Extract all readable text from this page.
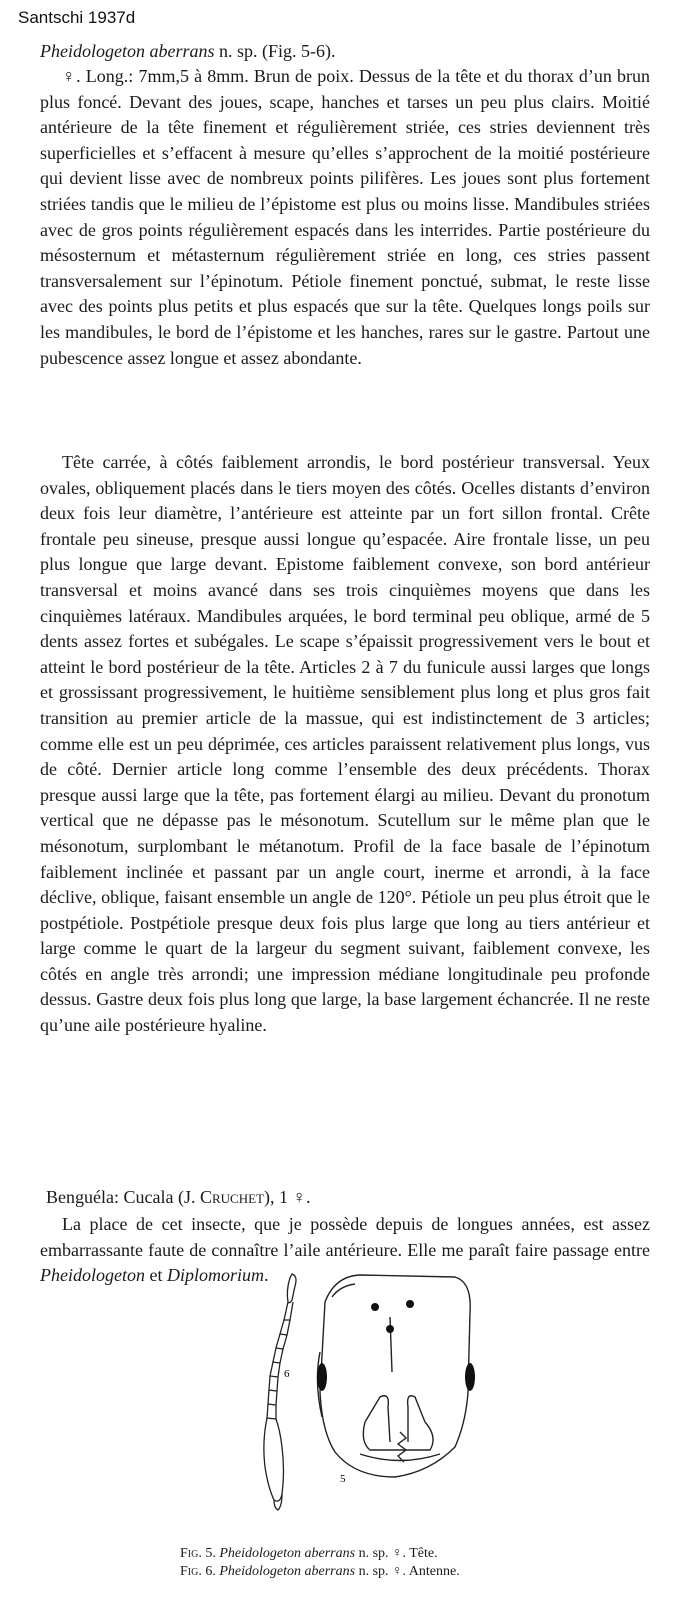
Santschi 1937d
Pheidologeton aberrans n. sp. (Fig. 5-6).

♀. Long.: 7mm,5 à 8mm. Brun de poix. Dessus de la tête et du thorax d’un brun plus foncé. Devant des joues, scape, hanches et tarses un peu plus clairs. Moitié antérieure de la tête finement et régulièrement striée, ces stries deviennent très superficielles et s’effacent à mesure qu’elles s’approchent de la moitié postérieure qui devient lisse avec de nombreux points pilifères. Les joues sont plus fortement striées tandis que le milieu de l’épistome est plus ou moins lisse. Mandibules striées avec de gros points régulièrement espacés dans les interrides. Partie postérieure du mésosternum et métasternum régulièrement striée en long, ces stries passent transversalement sur l’épinotum. Pétiole finement ponctué, submat, le reste lisse avec des points plus petits et plus espacés que sur la tête. Quelques longs poils sur les mandibules, le bord de l’épistome et les hanches, rares sur le gastre. Partout une pubescence assez longue et assez abondante.

Tête carrée, à côtés faiblement arrondis, le bord postérieur transversal. Yeux ovales, obliquement placés dans le tiers moyen des côtés. Ocelles distants d’environ deux fois leur diamètre, l’antérieure est atteinte par un fort sillon frontal. Crête frontale peu sineuse, presque aussi longue qu’espacée. Aire frontale lisse, un peu plus longue que large devant. Epistome faiblement convexe, son bord antérieur transversal et moins avancé dans ses trois cinquièmes moyens que dans les cinquièmes latéraux. Mandibules arquées, le bord terminal peu oblique, armé de 5 dents assez fortes et subégales. Le scape s’épaissit progressivement vers le bout et atteint le bord postérieur de la tête. Articles 2 à 7 du funicule aussi larges que longs et grossissant progressivement, le huitième sensiblement plus long et plus gros fait transition au premier article de la massue, qui est indistinctement de 3 articles; comme elle est un peu déprimée, ces articles paraissent relativement plus longs, vus de côté. Dernier article long comme l’ensemble des deux précédents. Thorax presque aussi large que la tête, pas fortement élargi au milieu. Devant du pronotum vertical que ne dépasse pas le mésonotum. Scutellum sur le même plan que le mésonotum, surplombant le métanotum. Profil de la face basale de l’épinotum faiblement inclinée et passant par un angle court, inerme et arrondi, à la face déclive, oblique, faisant ensemble un angle de 120°. Pétiole un peu plus étroit que le postpétiole. Postpétiole presque deux fois plus large que long au tiers antérieur et large comme le quart de la largeur du segment suivant, faiblement convexe, les côtés en angle très arrondi; une impression médiane longitudinale peu profonde dessus. Gastre deux fois plus long que large, la base largement échancrée. Il ne reste qu’une aile postérieure hyaline.

Benguéla: Cucala (J. Cruchet), 1 ♀.

La place de cet insecte, que je possède depuis de longues années, est assez embarrassante faute de connaître l’aile antérieure. Elle me paraît faire passage entre Pheidologeton et Diplomorium.

6
5
Fig. 5. Pheidologeton aberrans n. sp. ♀. Tête.
Fig. 6. Pheidologeton aberrans n. sp. ♀. Antenne.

• • • • •

◆ **TASK**
Reproduce all of the entries word for word, skipping any pictures they hold.

◆ **TASK OUTPUT**
Extract all readable text from this page.
Santschi 1937d
Pheidologeton aberrans n. sp. (Fig. 5-6).

♀. Long.: 7mm,5 à 8mm. Brun de poix. Dessus de la tête et du thorax d’un brun plus foncé. Devant des joues, scape, hanches et tarses un peu plus clairs. Moitié antérieure de la tête finement et régulièrement striée, ces stries deviennent très superficielles et s’effacent à mesure qu’elles s’approchent de la moitié postérieure qui devient lisse avec de nombreux points pilifères. Les joues sont plus fortement striées tandis que le milieu de l’épistome est plus ou moins lisse. Mandibules striées avec de gros points régulièrement espacés dans les interrides. Partie postérieure du mésosternum et métasternum régulièrement striée en long, ces stries passent transversalement sur l’épinotum. Pétiole finement ponctué, submat, le reste lisse avec des points plus petits et plus espacés que sur la tête. Quelques longs poils sur les mandibules, le bord de l’épistome et les hanches, rares sur le gastre. Partout une pubescence assez longue et assez abondante.

Tête carrée, à côtés faiblement arrondis, le bord postérieur transversal. Yeux ovales, obliquement placés dans le tiers moyen des côtés. Ocelles distants d’environ deux fois leur diamètre, l’antérieure est atteinte par un fort sillon frontal. Crête frontale peu sineuse, presque aussi longue qu’espacée. Aire frontale lisse, un peu plus longue que large devant. Epistome faiblement convexe, son bord antérieur transversal et moins avancé dans ses trois cinquièmes moyens que dans les cinquièmes latéraux. Mandibules arquées, le bord terminal peu oblique, armé de 5 dents assez fortes et subégales. Le scape s’épaissit progressivement vers le bout et atteint le bord postérieur de la tête. Articles 2 à 7 du funicule aussi larges que longs et grossissant progressivement, le huitième sensiblement plus long et plus gros fait transition au premier article de la massue, qui est indistinctement de 3 articles; comme elle est un peu déprimée, ces articles paraissent relativement plus longs, vus de côté. Dernier article long comme l’ensemble des deux précédents. Thorax presque aussi large que la tête, pas fortement élargi au milieu. Devant du pronotum vertical que ne dépasse pas le mésonotum. Scutellum sur le même plan que le mésonotum, surplombant le métanotum. Profil de la face basale de l’épinotum faiblement inclinée et passant par un angle court, inerme et arrondi, à la face déclive, oblique, faisant ensemble un angle de 120°. Pétiole un peu plus étroit que le postpétiole. Postpétiole presque deux fois plus large que long au tiers antérieur et large comme le quart de la largeur du segment suivant, faiblement convexe, les côtés en angle très arrondi; une impression médiane longitudinale peu profonde dessus. Gastre deux fois plus long que large, la base largement échancrée. Il ne reste qu’une aile postérieure hyaline.

Benguéla: Cucala (J. Cruchet), 1 ♀.

La place de cet insecte, que je possède depuis de longues années, est assez embarrassante faute de connaître l’aile antérieure. Elle me paraît faire passage entre Pheidologeton et Diplomorium.

6
5
Fig. 5. Pheidologeton aberrans n. sp. ♀. Tête.
Fig. 6. Pheidologeton aberrans n. sp. ♀. Antenne.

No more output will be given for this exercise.